Of the lines in the entries below, state how many hold the word "установленных". Say nothing else.

::::

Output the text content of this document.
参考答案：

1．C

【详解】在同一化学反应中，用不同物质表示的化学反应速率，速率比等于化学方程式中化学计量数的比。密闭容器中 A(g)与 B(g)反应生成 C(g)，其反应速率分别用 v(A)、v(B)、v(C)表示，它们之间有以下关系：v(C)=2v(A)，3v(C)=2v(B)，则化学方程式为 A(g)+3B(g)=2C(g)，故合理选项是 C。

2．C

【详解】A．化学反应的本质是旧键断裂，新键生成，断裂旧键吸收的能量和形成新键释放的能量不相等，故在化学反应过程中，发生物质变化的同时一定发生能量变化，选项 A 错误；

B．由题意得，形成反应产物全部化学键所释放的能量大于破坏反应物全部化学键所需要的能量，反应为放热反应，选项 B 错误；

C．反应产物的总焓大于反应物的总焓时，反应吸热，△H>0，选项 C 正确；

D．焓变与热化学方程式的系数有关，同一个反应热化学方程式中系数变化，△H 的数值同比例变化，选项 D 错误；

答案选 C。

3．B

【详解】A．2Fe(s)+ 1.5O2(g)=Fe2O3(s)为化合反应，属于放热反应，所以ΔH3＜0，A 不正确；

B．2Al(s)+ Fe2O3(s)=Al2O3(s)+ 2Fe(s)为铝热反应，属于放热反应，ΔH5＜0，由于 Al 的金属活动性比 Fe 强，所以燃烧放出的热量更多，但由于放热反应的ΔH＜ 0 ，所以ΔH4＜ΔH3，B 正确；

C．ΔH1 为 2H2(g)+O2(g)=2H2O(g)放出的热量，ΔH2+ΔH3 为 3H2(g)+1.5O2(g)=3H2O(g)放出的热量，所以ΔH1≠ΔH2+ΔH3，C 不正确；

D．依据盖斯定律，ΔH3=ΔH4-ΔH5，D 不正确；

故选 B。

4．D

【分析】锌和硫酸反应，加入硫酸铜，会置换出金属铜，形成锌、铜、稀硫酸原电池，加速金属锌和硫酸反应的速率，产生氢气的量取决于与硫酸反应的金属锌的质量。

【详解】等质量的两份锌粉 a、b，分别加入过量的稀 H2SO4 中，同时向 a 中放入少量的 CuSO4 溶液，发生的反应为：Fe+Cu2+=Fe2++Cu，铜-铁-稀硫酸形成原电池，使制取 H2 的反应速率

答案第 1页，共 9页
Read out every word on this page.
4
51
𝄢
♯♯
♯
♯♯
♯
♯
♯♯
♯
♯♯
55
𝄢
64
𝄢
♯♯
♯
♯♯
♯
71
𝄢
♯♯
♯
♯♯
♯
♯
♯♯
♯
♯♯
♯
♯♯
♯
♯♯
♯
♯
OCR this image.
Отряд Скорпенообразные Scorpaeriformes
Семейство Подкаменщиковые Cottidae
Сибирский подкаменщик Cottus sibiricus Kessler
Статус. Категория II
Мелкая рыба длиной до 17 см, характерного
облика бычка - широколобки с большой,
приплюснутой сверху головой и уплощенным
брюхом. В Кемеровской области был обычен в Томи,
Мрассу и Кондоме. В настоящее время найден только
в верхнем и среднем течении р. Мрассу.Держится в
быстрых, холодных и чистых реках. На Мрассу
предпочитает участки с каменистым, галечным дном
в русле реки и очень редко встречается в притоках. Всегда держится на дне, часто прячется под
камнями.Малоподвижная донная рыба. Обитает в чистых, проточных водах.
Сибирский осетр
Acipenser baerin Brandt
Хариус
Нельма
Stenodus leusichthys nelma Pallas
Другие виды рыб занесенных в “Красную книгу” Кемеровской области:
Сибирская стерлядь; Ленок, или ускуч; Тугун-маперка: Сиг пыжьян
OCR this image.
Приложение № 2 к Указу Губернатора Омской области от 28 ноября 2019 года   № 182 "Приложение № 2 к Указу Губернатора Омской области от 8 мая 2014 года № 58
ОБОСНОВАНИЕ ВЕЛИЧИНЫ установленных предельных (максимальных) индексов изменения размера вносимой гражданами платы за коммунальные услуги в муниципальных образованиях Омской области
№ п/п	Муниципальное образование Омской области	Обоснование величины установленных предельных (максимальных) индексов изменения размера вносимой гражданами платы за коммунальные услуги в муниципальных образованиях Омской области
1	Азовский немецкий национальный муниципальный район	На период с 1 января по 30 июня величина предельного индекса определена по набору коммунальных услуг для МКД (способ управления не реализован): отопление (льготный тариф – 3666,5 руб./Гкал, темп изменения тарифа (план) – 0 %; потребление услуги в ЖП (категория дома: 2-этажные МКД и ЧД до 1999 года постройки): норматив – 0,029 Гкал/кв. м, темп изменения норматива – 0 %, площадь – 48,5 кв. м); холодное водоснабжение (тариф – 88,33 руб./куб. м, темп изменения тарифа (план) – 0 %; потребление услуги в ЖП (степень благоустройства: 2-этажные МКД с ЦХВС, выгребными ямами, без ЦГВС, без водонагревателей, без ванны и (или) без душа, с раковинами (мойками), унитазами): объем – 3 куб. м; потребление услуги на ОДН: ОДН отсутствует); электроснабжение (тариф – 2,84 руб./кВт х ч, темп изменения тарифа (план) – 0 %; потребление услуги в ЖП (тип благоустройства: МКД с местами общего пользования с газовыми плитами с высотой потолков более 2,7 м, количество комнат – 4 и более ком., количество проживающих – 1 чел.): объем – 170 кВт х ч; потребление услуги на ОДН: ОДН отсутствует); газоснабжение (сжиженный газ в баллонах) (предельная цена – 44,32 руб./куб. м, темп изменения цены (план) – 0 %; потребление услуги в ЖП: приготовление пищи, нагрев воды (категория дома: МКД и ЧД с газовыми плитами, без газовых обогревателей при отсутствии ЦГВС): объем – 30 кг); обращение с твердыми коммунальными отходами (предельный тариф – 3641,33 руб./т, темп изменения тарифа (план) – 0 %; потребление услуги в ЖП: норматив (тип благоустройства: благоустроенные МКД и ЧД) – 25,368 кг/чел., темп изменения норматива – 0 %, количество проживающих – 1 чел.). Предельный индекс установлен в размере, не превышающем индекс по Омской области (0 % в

::::

* Finished task *
2